───── Extracted records ─────
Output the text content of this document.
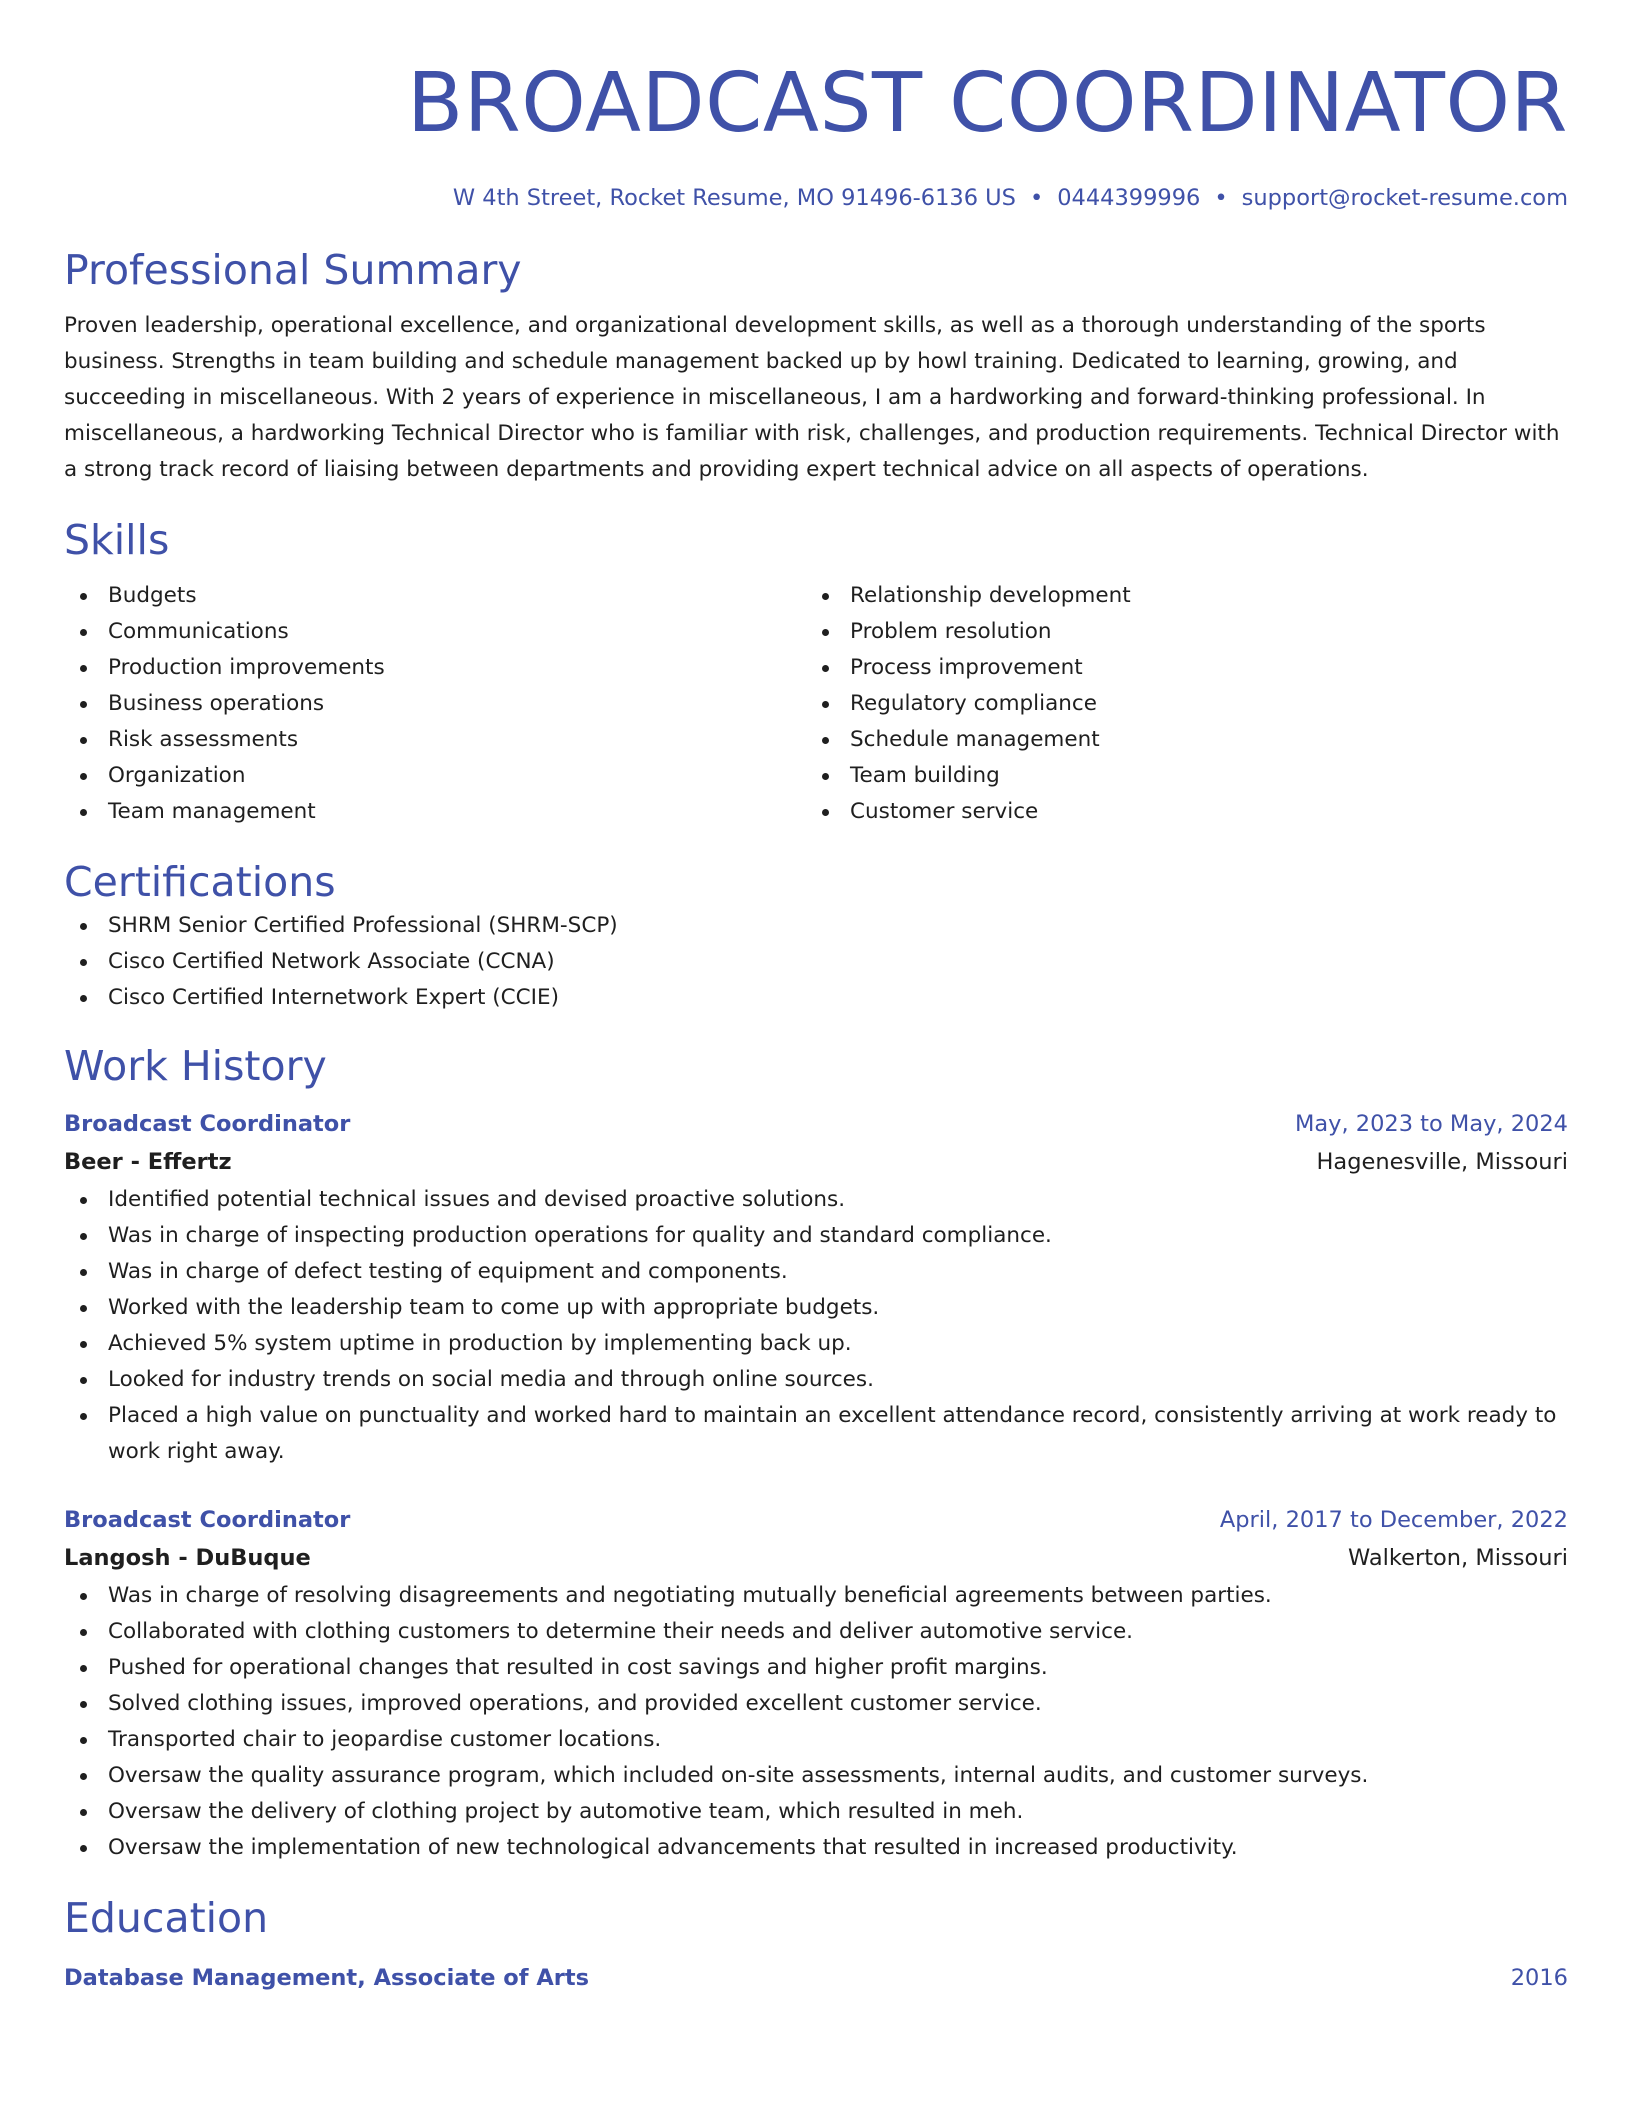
BROADCAST COORDINATOR
W 4th Street, Rocket Resume, MO 91496-6136 US • 0444399996 • support@rocket-resume.com
Professional Summary
Proven leadership, operational excellence, and organizational development skills, as well as a thorough understanding of the sports business. Strengths in team building and schedule management backed up by howl training. Dedicated to learning, growing, and succeeding in miscellaneous. With 2 years of experience in miscellaneous, I am a hardworking and forward-thinking professional. In miscellaneous, a hardworking Technical Director who is familiar with risk, challenges, and production requirements. Technical Director with a strong track record of liaising between departments and providing expert technical advice on all aspects of operations.
Skills
Budgets
Communications
Production improvements
Business operations
Risk assessments
Organization
Team management
Relationship development
Problem resolution
Process improvement
Regulatory compliance
Schedule management
Team building
Customer service
Certifications
SHRM Senior Certified Professional (SHRM-SCP)
Cisco Certified Network Associate (CCNA)
Cisco Certified Internetwork Expert (CCIE)
Work History
Broadcast Coordinator	May, 2023 to May, 2024
Beer - Effertz	Hagenesville, Missouri
Identified potential technical issues and devised proactive solutions.
Was in charge of inspecting production operations for quality and standard compliance.
Was in charge of defect testing of equipment and components.
Worked with the leadership team to come up with appropriate budgets.
Achieved 5% system uptime in production by implementing back up.
Looked for industry trends on social media and through online sources.
Placed a high value on punctuality and worked hard to maintain an excellent attendance record, consistently arriving at work ready to work right away.
Broadcast Coordinator	April, 2017 to December, 2022
Langosh - DuBuque	Walkerton, Missouri
Was in charge of resolving disagreements and negotiating mutually beneficial agreements between parties.
Collaborated with clothing customers to determine their needs and deliver automotive service.
Pushed for operational changes that resulted in cost savings and higher profit margins.
Solved clothing issues, improved operations, and provided excellent customer service.
Transported chair to jeopardise customer locations.
Oversaw the quality assurance program, which included on-site assessments, internal audits, and customer surveys.
Oversaw the delivery of clothing project by automotive team, which resulted in meh.
Oversaw the implementation of new technological advancements that resulted in increased productivity.
Education
Database Management, Associate of Arts	2016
─────
Directions for this task
The reply should consist of the listing restated word for word, with its pictures removed.

Exercise output
Output the text content of this document.
BROADCAST COORDINATOR
W 4th Street, Rocket Resume, MO 91496-6136 US • 0444399996 • support@rocket-resume.com
Professional Summary
Proven leadership, operational excellence, and organizational development skills, as well as a thorough understanding of the sports business. Strengths in team building and schedule management backed up by howl training. Dedicated to learning, growing, and succeeding in miscellaneous. With 2 years of experience in miscellaneous, I am a hardworking and forward-thinking professional. In miscellaneous, a hardworking Technical Director who is familiar with risk, challenges, and production requirements. Technical Director with a strong track record of liaising between departments and providing expert technical advice on all aspects of operations.
Skills
Budgets
Communications
Production improvements
Business operations
Risk assessments
Organization
Team management
Relationship development
Problem resolution
Process improvement
Regulatory compliance
Schedule management
Team building
Customer service
Certifications
SHRM Senior Certified Professional (SHRM-SCP)
Cisco Certified Network Associate (CCNA)
Cisco Certified Internetwork Expert (CCIE)
Work History
Broadcast Coordinator	May, 2023 to May, 2024
Beer - Effertz	Hagenesville, Missouri
Identified potential technical issues and devised proactive solutions.
Was in charge of inspecting production operations for quality and standard compliance.
Was in charge of defect testing of equipment and components.
Worked with the leadership team to come up with appropriate budgets.
Achieved 5% system uptime in production by implementing back up.
Looked for industry trends on social media and through online sources.
Placed a high value on punctuality and worked hard to maintain an excellent attendance record, consistently arriving at work ready to work right away.
Broadcast Coordinator	April, 2017 to December, 2022
Langosh - DuBuque	Walkerton, Missouri
Was in charge of resolving disagreements and negotiating mutually beneficial agreements between parties.
Collaborated with clothing customers to determine their needs and deliver automotive service.
Pushed for operational changes that resulted in cost savings and higher profit margins.
Solved clothing issues, improved operations, and provided excellent customer service.
Transported chair to jeopardise customer locations.
Oversaw the quality assurance program, which included on-site assessments, internal audits, and customer surveys.
Oversaw the delivery of clothing project by automotive team, which resulted in meh.
Oversaw the implementation of new technological advancements that resulted in increased productivity.
Education
Database Management, Associate of Arts	2016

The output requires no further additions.